↓↓↓
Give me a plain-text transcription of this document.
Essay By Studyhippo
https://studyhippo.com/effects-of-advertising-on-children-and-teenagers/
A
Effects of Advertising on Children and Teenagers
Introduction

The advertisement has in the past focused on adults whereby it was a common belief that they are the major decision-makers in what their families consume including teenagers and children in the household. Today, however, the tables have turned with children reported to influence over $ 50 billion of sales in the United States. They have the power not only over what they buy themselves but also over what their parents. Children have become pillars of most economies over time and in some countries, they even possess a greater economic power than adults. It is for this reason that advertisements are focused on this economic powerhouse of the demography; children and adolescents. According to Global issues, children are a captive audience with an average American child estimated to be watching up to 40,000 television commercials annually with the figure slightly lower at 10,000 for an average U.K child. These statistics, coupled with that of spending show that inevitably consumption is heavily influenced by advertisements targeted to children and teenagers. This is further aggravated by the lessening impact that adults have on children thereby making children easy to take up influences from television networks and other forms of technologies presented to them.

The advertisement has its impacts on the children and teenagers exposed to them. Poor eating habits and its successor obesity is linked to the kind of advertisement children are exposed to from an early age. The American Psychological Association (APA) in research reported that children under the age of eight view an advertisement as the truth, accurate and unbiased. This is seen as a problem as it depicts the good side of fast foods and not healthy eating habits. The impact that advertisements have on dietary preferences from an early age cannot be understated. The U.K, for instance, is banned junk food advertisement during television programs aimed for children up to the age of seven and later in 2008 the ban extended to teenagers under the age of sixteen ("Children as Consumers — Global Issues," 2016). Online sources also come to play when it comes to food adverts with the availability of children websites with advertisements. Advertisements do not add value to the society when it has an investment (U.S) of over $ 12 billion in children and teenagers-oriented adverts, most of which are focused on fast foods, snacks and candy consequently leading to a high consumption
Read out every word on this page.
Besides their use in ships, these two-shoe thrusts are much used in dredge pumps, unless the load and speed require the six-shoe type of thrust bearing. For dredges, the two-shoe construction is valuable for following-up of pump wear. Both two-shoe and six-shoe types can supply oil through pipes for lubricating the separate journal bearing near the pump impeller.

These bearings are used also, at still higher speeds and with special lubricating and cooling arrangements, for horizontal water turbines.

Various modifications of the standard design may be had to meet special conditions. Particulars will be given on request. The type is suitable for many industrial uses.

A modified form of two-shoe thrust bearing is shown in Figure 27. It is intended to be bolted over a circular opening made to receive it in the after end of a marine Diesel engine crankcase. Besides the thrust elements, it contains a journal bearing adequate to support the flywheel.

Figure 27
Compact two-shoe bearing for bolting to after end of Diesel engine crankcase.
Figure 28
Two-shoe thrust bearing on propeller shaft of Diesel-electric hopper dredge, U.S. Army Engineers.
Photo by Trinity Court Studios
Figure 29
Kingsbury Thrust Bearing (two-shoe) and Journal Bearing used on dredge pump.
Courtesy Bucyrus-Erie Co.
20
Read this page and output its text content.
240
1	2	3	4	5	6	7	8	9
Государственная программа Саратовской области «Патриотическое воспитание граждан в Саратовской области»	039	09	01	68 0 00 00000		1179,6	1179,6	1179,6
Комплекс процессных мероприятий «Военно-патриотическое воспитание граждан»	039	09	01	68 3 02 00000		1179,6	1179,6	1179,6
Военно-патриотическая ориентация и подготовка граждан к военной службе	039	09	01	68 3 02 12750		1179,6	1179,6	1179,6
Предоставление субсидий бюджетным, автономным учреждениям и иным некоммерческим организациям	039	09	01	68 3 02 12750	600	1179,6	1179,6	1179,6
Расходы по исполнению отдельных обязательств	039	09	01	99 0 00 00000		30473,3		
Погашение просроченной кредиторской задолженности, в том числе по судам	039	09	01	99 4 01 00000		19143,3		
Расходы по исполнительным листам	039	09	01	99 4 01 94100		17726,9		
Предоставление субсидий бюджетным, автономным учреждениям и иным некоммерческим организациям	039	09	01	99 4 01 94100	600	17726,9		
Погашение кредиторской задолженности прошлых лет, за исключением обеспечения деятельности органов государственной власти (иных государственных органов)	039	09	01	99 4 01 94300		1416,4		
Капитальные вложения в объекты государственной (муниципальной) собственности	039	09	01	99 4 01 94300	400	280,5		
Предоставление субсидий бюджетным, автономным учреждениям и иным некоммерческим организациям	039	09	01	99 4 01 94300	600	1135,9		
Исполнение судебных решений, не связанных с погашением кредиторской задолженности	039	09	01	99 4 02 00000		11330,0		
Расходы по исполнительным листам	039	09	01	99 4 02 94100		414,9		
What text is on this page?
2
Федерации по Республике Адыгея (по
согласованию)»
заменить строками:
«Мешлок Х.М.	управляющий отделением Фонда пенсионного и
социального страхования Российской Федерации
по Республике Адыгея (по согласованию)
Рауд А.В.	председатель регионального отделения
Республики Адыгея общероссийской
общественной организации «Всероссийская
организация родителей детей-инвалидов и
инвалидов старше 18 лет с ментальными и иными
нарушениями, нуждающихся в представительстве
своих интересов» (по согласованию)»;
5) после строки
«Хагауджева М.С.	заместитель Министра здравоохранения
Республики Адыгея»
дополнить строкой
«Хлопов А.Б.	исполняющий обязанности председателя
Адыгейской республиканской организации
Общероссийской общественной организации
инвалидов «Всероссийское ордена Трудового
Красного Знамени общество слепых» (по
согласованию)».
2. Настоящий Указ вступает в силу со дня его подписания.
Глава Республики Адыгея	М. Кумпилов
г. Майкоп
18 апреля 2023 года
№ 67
↑↑↑
- [Stated task] Scan the material above. Return every line containing the string "общественной".

- [Output for this task]
общественной организации «Всероссийская
Общероссийской общественной организации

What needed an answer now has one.